EXERCISE MATERIALS >>

───

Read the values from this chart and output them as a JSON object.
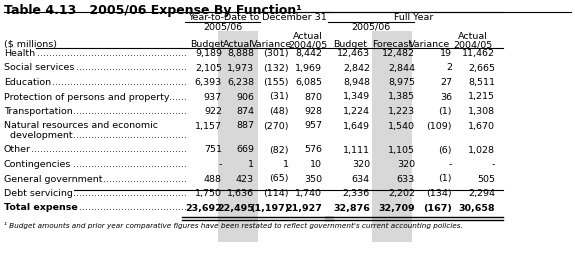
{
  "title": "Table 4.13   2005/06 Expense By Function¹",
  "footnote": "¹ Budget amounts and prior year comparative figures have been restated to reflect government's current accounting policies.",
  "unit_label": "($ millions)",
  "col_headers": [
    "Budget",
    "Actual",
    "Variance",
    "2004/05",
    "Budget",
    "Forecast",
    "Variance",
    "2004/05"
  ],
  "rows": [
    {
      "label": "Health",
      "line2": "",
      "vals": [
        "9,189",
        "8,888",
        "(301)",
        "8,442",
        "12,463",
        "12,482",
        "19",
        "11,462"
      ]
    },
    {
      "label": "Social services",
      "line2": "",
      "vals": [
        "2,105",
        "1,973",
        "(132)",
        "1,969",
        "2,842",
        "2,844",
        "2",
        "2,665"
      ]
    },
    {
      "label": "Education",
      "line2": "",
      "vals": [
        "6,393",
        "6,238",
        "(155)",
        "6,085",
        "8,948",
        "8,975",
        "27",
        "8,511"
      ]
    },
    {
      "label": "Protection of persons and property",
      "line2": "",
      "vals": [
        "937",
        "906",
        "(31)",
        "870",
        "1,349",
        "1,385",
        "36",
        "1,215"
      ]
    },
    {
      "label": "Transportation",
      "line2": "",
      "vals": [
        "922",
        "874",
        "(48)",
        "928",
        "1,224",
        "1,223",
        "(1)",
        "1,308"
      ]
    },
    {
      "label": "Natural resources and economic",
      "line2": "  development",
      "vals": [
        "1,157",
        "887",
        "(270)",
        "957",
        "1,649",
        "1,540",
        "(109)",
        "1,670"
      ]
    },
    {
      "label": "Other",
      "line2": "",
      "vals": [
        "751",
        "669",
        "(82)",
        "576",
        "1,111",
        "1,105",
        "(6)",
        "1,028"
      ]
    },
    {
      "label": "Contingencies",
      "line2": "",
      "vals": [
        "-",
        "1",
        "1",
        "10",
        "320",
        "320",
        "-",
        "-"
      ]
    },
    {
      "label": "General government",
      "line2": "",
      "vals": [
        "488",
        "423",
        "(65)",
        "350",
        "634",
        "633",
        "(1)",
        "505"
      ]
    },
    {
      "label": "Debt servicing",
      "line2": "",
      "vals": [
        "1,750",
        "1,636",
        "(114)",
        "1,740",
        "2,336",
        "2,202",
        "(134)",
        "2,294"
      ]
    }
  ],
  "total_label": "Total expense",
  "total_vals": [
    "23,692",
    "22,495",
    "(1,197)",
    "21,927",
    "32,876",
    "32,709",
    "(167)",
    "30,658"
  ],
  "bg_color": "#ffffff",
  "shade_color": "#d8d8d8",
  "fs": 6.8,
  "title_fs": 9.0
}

───

WHAT TO DO >> Copy each line of the data above that holds "government".

RESULT FOR THIS TASK >>
  "footnote": "¹ Budget amounts and prior year comparative figures have been restated to reflect government's current accounting policies.",
      "label": "General government",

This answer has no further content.